--- START OF Data lines ---

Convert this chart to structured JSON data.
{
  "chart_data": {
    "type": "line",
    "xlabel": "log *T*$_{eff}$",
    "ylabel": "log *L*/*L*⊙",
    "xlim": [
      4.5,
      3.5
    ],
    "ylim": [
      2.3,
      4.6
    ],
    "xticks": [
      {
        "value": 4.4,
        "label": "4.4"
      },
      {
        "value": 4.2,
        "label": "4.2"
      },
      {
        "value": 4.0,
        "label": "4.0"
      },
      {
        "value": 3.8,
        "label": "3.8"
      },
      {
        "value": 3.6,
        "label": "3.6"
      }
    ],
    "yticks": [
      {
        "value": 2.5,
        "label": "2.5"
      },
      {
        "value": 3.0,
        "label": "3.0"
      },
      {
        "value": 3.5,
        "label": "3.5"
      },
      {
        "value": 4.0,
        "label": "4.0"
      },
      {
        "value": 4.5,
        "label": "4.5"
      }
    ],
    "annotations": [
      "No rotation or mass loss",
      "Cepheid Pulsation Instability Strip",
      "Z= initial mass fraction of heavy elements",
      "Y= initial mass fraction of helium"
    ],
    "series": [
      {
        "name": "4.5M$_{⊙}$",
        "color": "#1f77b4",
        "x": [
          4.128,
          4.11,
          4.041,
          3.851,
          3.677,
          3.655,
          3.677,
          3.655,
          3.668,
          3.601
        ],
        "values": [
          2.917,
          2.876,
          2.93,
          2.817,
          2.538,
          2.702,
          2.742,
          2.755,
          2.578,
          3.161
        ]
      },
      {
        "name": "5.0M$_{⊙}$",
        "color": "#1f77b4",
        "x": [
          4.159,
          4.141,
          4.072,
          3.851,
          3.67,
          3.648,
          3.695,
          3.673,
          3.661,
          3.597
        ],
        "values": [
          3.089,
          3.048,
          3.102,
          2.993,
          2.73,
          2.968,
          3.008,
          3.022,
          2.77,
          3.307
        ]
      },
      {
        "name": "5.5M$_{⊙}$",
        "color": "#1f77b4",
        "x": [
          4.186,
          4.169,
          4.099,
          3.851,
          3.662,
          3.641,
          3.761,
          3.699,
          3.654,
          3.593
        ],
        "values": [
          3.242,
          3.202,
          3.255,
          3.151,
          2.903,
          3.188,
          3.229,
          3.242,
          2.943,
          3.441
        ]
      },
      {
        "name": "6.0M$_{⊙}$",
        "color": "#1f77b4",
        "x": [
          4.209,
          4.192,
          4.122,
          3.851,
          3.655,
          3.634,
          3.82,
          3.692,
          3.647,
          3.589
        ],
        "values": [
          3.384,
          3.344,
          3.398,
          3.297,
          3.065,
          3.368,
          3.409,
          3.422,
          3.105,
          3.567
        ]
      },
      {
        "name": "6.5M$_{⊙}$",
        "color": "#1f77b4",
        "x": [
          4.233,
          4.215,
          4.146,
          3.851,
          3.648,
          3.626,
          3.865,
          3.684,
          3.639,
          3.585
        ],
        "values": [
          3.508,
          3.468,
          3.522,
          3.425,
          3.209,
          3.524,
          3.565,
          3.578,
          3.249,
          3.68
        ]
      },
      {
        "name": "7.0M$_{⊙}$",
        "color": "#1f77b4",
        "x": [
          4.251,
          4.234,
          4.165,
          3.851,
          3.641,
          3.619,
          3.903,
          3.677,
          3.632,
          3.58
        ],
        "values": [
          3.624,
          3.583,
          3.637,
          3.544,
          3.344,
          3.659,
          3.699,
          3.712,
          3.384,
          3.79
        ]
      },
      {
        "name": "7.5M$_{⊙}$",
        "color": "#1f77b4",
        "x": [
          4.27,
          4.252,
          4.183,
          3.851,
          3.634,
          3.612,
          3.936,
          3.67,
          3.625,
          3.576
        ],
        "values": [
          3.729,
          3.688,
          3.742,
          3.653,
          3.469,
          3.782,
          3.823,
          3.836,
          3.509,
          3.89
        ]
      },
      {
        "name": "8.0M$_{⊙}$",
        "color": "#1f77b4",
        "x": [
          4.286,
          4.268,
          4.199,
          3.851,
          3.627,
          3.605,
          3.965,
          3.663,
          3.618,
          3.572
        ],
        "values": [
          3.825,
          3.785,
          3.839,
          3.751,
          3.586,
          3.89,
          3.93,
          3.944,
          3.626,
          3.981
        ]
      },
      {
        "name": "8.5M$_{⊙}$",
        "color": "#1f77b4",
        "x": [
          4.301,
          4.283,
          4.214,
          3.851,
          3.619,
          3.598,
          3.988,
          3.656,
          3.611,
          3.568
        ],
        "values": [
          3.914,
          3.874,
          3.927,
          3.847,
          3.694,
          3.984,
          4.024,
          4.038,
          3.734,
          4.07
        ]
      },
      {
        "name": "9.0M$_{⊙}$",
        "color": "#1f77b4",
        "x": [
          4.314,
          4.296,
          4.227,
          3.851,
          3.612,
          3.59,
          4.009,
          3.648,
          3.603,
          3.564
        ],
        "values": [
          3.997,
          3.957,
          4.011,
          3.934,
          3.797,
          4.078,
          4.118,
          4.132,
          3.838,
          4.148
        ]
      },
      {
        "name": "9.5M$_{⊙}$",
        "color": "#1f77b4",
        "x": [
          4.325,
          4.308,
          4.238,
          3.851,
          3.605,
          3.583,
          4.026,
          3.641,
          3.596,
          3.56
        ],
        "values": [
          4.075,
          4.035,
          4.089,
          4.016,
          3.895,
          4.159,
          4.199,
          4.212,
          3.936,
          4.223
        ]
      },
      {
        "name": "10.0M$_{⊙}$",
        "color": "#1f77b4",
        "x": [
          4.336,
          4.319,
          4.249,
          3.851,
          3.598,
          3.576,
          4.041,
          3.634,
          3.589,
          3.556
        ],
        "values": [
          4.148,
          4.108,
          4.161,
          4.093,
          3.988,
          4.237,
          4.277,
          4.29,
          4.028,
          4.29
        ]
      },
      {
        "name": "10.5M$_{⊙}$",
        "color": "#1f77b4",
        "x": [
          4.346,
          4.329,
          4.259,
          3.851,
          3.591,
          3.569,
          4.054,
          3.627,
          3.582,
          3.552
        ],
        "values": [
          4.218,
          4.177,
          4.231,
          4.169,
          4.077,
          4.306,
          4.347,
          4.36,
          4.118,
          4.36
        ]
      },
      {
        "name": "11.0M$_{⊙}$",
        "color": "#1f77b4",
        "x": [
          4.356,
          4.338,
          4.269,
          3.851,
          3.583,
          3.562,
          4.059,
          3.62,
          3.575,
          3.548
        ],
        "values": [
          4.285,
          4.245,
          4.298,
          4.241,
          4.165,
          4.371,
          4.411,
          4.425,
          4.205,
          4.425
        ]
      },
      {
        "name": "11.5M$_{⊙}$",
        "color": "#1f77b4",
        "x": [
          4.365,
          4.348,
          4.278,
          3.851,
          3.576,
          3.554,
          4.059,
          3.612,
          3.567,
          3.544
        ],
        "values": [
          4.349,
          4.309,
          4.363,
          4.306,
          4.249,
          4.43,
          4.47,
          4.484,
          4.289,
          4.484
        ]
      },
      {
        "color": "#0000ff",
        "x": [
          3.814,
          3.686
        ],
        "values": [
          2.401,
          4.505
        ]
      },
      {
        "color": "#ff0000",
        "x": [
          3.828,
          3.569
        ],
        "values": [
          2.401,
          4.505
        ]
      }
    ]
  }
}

--- END OF Data lines ---

### What is expected
Extract each entry in full, exactly as given.

### Final answer
Convert this chart to structured JSON data.
{
  "chart_data": {
    "type": "line",
    "xlabel": "log *T*$_{eff}$",
    "ylabel": "log *L*/*L*⊙",
    "xlim": [
      4.5,
      3.5
    ],
    "ylim": [
      2.3,
      4.6
    ],
    "xticks": [
      {
        "value": 4.4,
        "label": "4.4"
      },
      {
        "value": 4.2,
        "label": "4.2"
      },
      {
        "value": 4.0,
        "label": "4.0"
      },
      {
        "value": 3.8,
        "label": "3.8"
      },
      {
        "value": 3.6,
        "label": "3.6"
      }
    ],
    "yticks": [
      {
        "value": 2.5,
        "label": "2.5"
      },
      {
        "value": 3.0,
        "label": "3.0"
      },
      {
        "value": 3.5,
        "label": "3.5"
      },
      {
        "value": 4.0,
        "label": "4.0"
      },
      {
        "value": 4.5,
        "label": "4.5"
      }
    ],
    "annotations": [
      "No rotation or mass loss",
      "Cepheid Pulsation Instability Strip",
      "Z= initial mass fraction of heavy elements",
      "Y= initial mass fraction of helium"
    ],
    "series": [
      {
        "name": "4.5M$_{⊙}$",
        "color": "#1f77b4",
        "x": [
          4.128,
          4.11,
          4.041,
          3.851,
          3.677,
          3.655,
          3.677,
          3.655,
          3.668,
          3.601
        ],
        "values": [
          2.917,
          2.876,
          2.93,
          2.817,
          2.538,
          2.702,
          2.742,
          2.755,
          2.578,
          3.161
        ]
      },
      {
        "name": "5.0M$_{⊙}$",
        "color": "#1f77b4",
        "x": [
          4.159,
          4.141,
          4.072,
          3.851,
          3.67,
          3.648,
          3.695,
          3.673,
          3.661,
          3.597
        ],
        "values": [
          3.089,
          3.048,
          3.102,
          2.993,
          2.73,
          2.968,
          3.008,
          3.022,
          2.77,
          3.307
        ]
      },
      {
        "name": "5.5M$_{⊙}$",
        "color": "#1f77b4",
        "x": [
          4.186,
          4.169,
          4.099,
          3.851,
          3.662,
          3.641,
          3.761,
          3.699,
          3.654,
          3.593
        ],
        "values": [
          3.242,
          3.202,
          3.255,
          3.151,
          2.903,
          3.188,
          3.229,
          3.242,
          2.943,
          3.441
        ]
      },
      {
        "name": "6.0M$_{⊙}$",
        "color": "#1f77b4",
        "x": [
          4.209,
          4.192,
          4.122,
          3.851,
          3.655,
          3.634,
          3.82,
          3.692,
          3.647,
          3.589
        ],
        "values": [
          3.384,
          3.344,
          3.398,
          3.297,
          3.065,
          3.368,
          3.409,
          3.422,
          3.105,
          3.567
        ]
      },
      {
        "name": "6.5M$_{⊙}$",
        "color": "#1f77b4",
        "x": [
          4.233,
          4.215,
          4.146,
          3.851,
          3.648,
          3.626,
          3.865,
          3.684,
          3.639,
          3.585
        ],
        "values": [
          3.508,
          3.468,
          3.522,
          3.425,
          3.209,
          3.524,
          3.565,
          3.578,
          3.249,
          3.68
        ]
      },
      {
        "name": "7.0M$_{⊙}$",
        "color": "#1f77b4",
        "x": [
          4.251,
          4.234,
          4.165,
          3.851,
          3.641,
          3.619,
          3.903,
          3.677,
          3.632,
          3.58
        ],
        "values": [
          3.624,
          3.583,
          3.637,
          3.544,
          3.344,
          3.659,
          3.699,
          3.712,
          3.384,
          3.79
        ]
      },
      {
        "name": "7.5M$_{⊙}$",
        "color": "#1f77b4",
        "x": [
          4.27,
          4.252,
          4.183,
          3.851,
          3.634,
          3.612,
          3.936,
          3.67,
          3.625,
          3.576
        ],
        "values": [
          3.729,
          3.688,
          3.742,
          3.653,
          3.469,
          3.782,
          3.823,
          3.836,
          3.509,
          3.89
        ]
      },
      {
        "name": "8.0M$_{⊙}$",
        "color": "#1f77b4",
        "x": [
          4.286,
          4.268,
          4.199,
          3.851,
          3.627,
          3.605,
          3.965,
          3.663,
          3.618,
          3.572
        ],
        "values": [
          3.825,
          3.785,
          3.839,
          3.751,
          3.586,
          3.89,
          3.93,
          3.944,
          3.626,
          3.981
        ]
      },
      {
        "name": "8.5M$_{⊙}$",
        "color": "#1f77b4",
        "x": [
          4.301,
          4.283,
          4.214,
          3.851,
          3.619,
          3.598,
          3.988,
          3.656,
          3.611,
          3.568
        ],
        "values": [
          3.914,
          3.874,
          3.927,
          3.847,
          3.694,
          3.984,
          4.024,
          4.038,
          3.734,
          4.07
        ]
      },
      {
        "name": "9.0M$_{⊙}$",
        "color": "#1f77b4",
        "x": [
          4.314,
          4.296,
          4.227,
          3.851,
          3.612,
          3.59,
          4.009,
          3.648,
          3.603,
          3.564
        ],
        "values": [
          3.997,
          3.957,
          4.011,
          3.934,
          3.797,
          4.078,
          4.118,
          4.132,
          3.838,
          4.148
        ]
      },
      {
        "name": "9.5M$_{⊙}$",
        "color": "#1f77b4",
        "x": [
          4.325,
          4.308,
          4.238,
          3.851,
          3.605,
          3.583,
          4.026,
          3.641,
          3.596,
          3.56
        ],
        "values": [
          4.075,
          4.035,
          4.089,
          4.016,
          3.895,
          4.159,
          4.199,
          4.212,
          3.936,
          4.223
        ]
      },
      {
        "name": "10.0M$_{⊙}$",
        "color": "#1f77b4",
        "x": [
          4.336,
          4.319,
          4.249,
          3.851,
          3.598,
          3.576,
          4.041,
          3.634,
          3.589,
          3.556
        ],
        "values": [
          4.148,
          4.108,
          4.161,
          4.093,
          3.988,
          4.237,
          4.277,
          4.29,
          4.028,
          4.29
        ]
      },
      {
        "name": "10.5M$_{⊙}$",
        "color": "#1f77b4",
        "x": [
          4.346,
          4.329,
          4.259,
          3.851,
          3.591,
          3.569,
          4.054,
          3.627,
          3.582,
          3.552
        ],
        "values": [
          4.218,
          4.177,
          4.231,
          4.169,
          4.077,
          4.306,
          4.347,
          4.36,
          4.118,
          4.36
        ]
      },
      {
        "name": "11.0M$_{⊙}$",
        "color": "#1f77b4",
        "x": [
          4.356,
          4.338,
          4.269,
          3.851,
          3.583,
          3.562,
          4.059,
          3.62,
          3.575,
          3.548
        ],
        "values": [
          4.285,
          4.245,
          4.298,
          4.241,
          4.165,
          4.371,
          4.411,
          4.425,
          4.205,
          4.425
        ]
      },
      {
        "name": "11.5M$_{⊙}$",
        "color": "#1f77b4",
        "x": [
          4.365,
          4.348,
          4.278,
          3.851,
          3.576,
          3.554,
          4.059,
          3.612,
          3.567,
          3.544
        ],
        "values": [
          4.349,
          4.309,
          4.363,
          4.306,
          4.249,
          4.43,
          4.47,
          4.484,
          4.289,
          4.484
        ]
      },
      {
        "color": "#0000ff",
        "x": [
          3.814,
          3.686
        ],
        "values": [
          2.401,
          4.505
        ]
      },
      {
        "color": "#ff0000",
        "x": [
          3.828,
          3.569
        ],
        "values": [
          2.401,
          4.505
        ]
      }
    ]
  }
}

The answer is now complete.